* EXERCISE GOAL: Extract the complete listing and repeat it word for word.

Records from a collection
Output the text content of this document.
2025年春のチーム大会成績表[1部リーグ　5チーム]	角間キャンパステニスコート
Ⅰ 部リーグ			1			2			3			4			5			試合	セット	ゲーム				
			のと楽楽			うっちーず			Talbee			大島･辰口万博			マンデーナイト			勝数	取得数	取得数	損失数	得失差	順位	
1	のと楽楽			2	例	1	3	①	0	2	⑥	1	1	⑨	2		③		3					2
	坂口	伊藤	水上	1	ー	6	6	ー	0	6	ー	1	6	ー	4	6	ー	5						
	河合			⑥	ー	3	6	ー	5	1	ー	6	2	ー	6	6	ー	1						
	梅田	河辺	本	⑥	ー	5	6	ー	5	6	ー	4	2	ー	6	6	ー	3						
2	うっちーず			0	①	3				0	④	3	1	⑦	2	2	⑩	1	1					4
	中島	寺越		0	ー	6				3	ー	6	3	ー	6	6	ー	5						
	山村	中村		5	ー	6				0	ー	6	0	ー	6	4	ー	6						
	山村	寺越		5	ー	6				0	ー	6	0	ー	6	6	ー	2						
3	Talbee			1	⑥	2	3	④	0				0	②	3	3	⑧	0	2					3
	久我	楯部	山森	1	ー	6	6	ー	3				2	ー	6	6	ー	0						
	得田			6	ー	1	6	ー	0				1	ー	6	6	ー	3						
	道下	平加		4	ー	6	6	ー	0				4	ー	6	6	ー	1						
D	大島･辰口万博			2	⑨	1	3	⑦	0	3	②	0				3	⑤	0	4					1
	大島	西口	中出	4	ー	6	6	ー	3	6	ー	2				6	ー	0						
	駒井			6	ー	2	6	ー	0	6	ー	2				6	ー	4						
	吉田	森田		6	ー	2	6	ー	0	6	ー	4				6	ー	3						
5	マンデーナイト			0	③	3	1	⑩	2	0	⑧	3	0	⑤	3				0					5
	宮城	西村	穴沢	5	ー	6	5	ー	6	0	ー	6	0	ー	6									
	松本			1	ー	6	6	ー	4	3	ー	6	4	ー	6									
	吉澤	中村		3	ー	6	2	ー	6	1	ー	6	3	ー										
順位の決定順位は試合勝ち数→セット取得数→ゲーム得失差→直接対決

* ANSWER TO THE EXERCISE:
Output the text content of this document.
2025年春のチーム大会成績表[1部リーグ　5チーム]	角間キャンパステニスコート
Ⅰ 部リーグ			1			2			3			4			5			試合	セット	ゲーム				
			のと楽楽			うっちーず			Talbee			大島･辰口万博			マンデーナイト			勝数	取得数	取得数	損失数	得失差	順位	
1	のと楽楽			2	例	1	3	①	0	2	⑥	1	1	⑨	2		③		3					2
	坂口	伊藤	水上	1	ー	6	6	ー	0	6	ー	1	6	ー	4	6	ー	5						
	河合			⑥	ー	3	6	ー	5	1	ー	6	2	ー	6	6	ー	1						
	梅田	河辺	本	⑥	ー	5	6	ー	5	6	ー	4	2	ー	6	6	ー	3						
2	うっちーず			0	①	3				0	④	3	1	⑦	2	2	⑩	1	1					4
	中島	寺越		0	ー	6				3	ー	6	3	ー	6	6	ー	5						
	山村	中村		5	ー	6				0	ー	6	0	ー	6	4	ー	6						
	山村	寺越		5	ー	6				0	ー	6	0	ー	6	6	ー	2						
3	Talbee			1	⑥	2	3	④	0				0	②	3	3	⑧	0	2					3
	久我	楯部	山森	1	ー	6	6	ー	3				2	ー	6	6	ー	0						
	得田			6	ー	1	6	ー	0				1	ー	6	6	ー	3						
	道下	平加		4	ー	6	6	ー	0				4	ー	6	6	ー	1						
D	大島･辰口万博			2	⑨	1	3	⑦	0	3	②	0				3	⑤	0	4					1
	大島	西口	中出	4	ー	6	6	ー	3	6	ー	2				6	ー	0						
	駒井			6	ー	2	6	ー	0	6	ー	2				6	ー	4						
	吉田	森田		6	ー	2	6	ー	0	6	ー	4				6	ー	3						
5	マンデーナイト			0	③	3	1	⑩	2	0	⑧	3	0	⑤	3				0					5
	宮城	西村	穴沢	5	ー	6	5	ー	6	0	ー	6	0	ー	6									
	松本			1	ー	6	6	ー	4	3	ー	6	4	ー	6									
	吉澤	中村		3	ー	6	2	ー	6	1	ー	6	3	ー										
順位の決定順位は試合勝ち数→セット取得数→ゲーム得失差→直接対決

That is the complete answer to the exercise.